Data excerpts
──────────

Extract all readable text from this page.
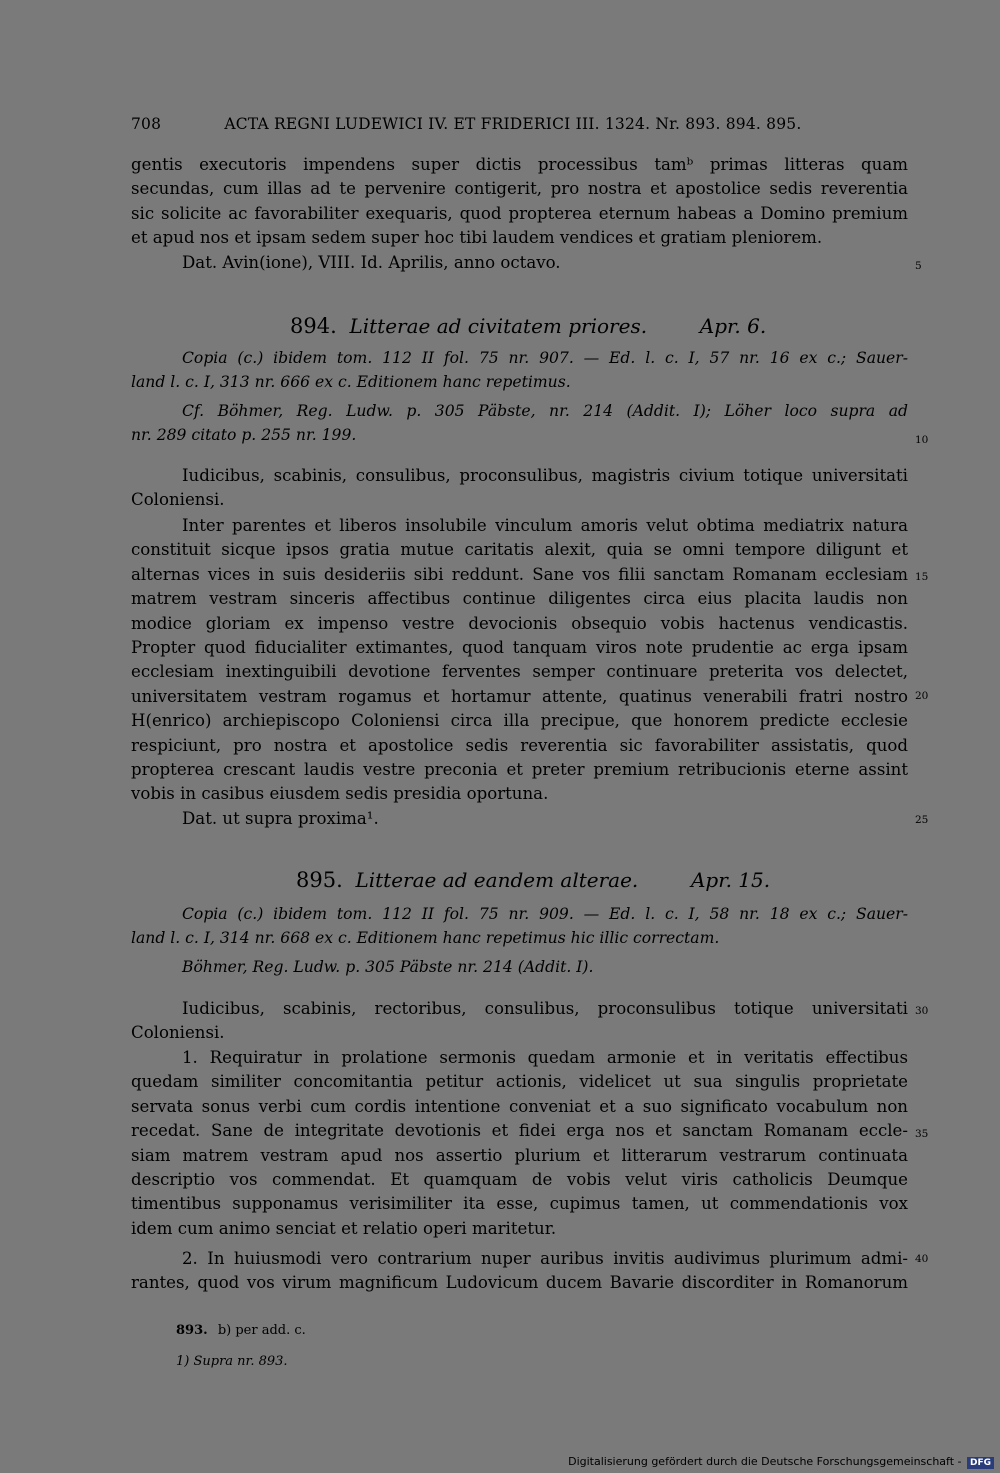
708	ACTA REGNI LUDEWICI IV. ET FRIDERICI III. 1324. Nr. 893. 894. 895.

gentis executoris impendens super dictis processibus tamᵇ primas litteras quam

secundas, cum illas ad te pervenire contigerit, pro nostra et apostolice sedis reverentia

sic solicite ac favorabiliter exequaris, quod propterea eternum habeas a Domino premium

et apud nos et ipsam sedem super hoc tibi laudem vendices et gratiam pleniorem.

Dat. Avin(ione), VIII. Id. Aprilis, anno octavo.	5
894. Litterae ad civitatem priores.	Apr. 6.

Copia (c.) ibidem tom. 112 II fol. 75 nr. 907. — Ed. l. c. I, 57 nr. 16 ex c.; Sauer-

land l. c. I, 313 nr. 666 ex c. Editionem hanc repetimus.

Cf. Böhmer, Reg. Ludw. p. 305 Päbste, nr. 214 (Addit. I); Löher loco supra ad

nr. 289 citato p. 255 nr. 199.	10

Iudicibus, scabinis, consulibus, proconsulibus, magistris civium totique universitati

Coloniensi.

Inter parentes et liberos insolubile vinculum amoris velut obtima mediatrix natura

constituit sicque ipsos gratia mutue caritatis alexit, quia se omni tempore diligunt et

alternas vices in suis desideriis sibi reddunt. Sane vos filii sanctam Romanam ecclesiam

matrem vestram sinceris affectibus continue diligentes circa eius placita laudis non

modice gloriam ex impenso vestre devocionis obsequio vobis hactenus vendicastis.

Propter quod fiducialiter extimantes, quod tanquam viros note prudentie ac erga ipsam

ecclesiam inextinguibili devotione ferventes semper continuare preterita vos delectet,

universitatem vestram rogamus et hortamur attente, quatinus venerabili fratri nostro

H(enrico) archiepiscopo Coloniensi circa illa precipue, que honorem predicte ecclesie

respiciunt, pro nostra et apostolice sedis reverentia sic favorabiliter assistatis, quod

propterea crescant laudis vestre preconia et preter premium retribucionis eterne assint

vobis in casibus eiusdem sedis presidia oportuna.

Dat. ut supra proxima¹.

15
20
25
895. Litterae ad eandem alterae.	Apr. 15.

Copia (c.) ibidem tom. 112 II fol. 75 nr. 909. — Ed. l. c. I, 58 nr. 18 ex c.; Sauer-

land l. c. I, 314 nr. 668 ex c. Editionem hanc repetimus hic illic correctam.

Böhmer, Reg. Ludw. p. 305 Päbste nr. 214 (Addit. I).

Iudicibus, scabinis, rectoribus, consulibus, proconsulibus totique universitati

Coloniensi.

30

1. Requiratur in prolatione sermonis quedam armonie et in veritatis effectibus

quedam similiter concomitantia petitur actionis, videlicet ut sua singulis proprietate

servata sonus verbi cum cordis intentione conveniat et a suo significato vocabulum non

recedat. Sane de integritate devotionis et fidei erga nos et sanctam Romanam eccle-

siam matrem vestram apud nos assertio plurium et litterarum vestrarum continuata

descriptio vos commendat. Et quamquam de vobis velut viris catholicis Deumque

timentibus supponamus verisimiliter ita esse, cupimus tamen, ut commendationis vox

idem cum animo senciat et relatio operi maritetur.

35

2. In huiusmodi vero contrarium nuper auribus invitis audivimus plurimum admi-

rantes, quod vos virum magnificum Ludovicum ducem Bavarie discorditer in Romanorum

40
893. b) per add. c.
1) Supra nr. 893.
Digitalisierung gefördert durch die Deutsche Forschungsgemeinschaft - DFG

──────────

| Exercise |
Gather every line from the entries above where the word "Copia" appears, and copy them.

| Exercise result |
Copia (c.) ibidem tom. 112 II fol. 75 nr. 907. — Ed. l. c. I, 57 nr. 16 ex c.; Sauer-
Copia (c.) ibidem tom. 112 II fol. 75 nr. 909. — Ed. l. c. I, 58 nr. 18 ex c.; Sauer-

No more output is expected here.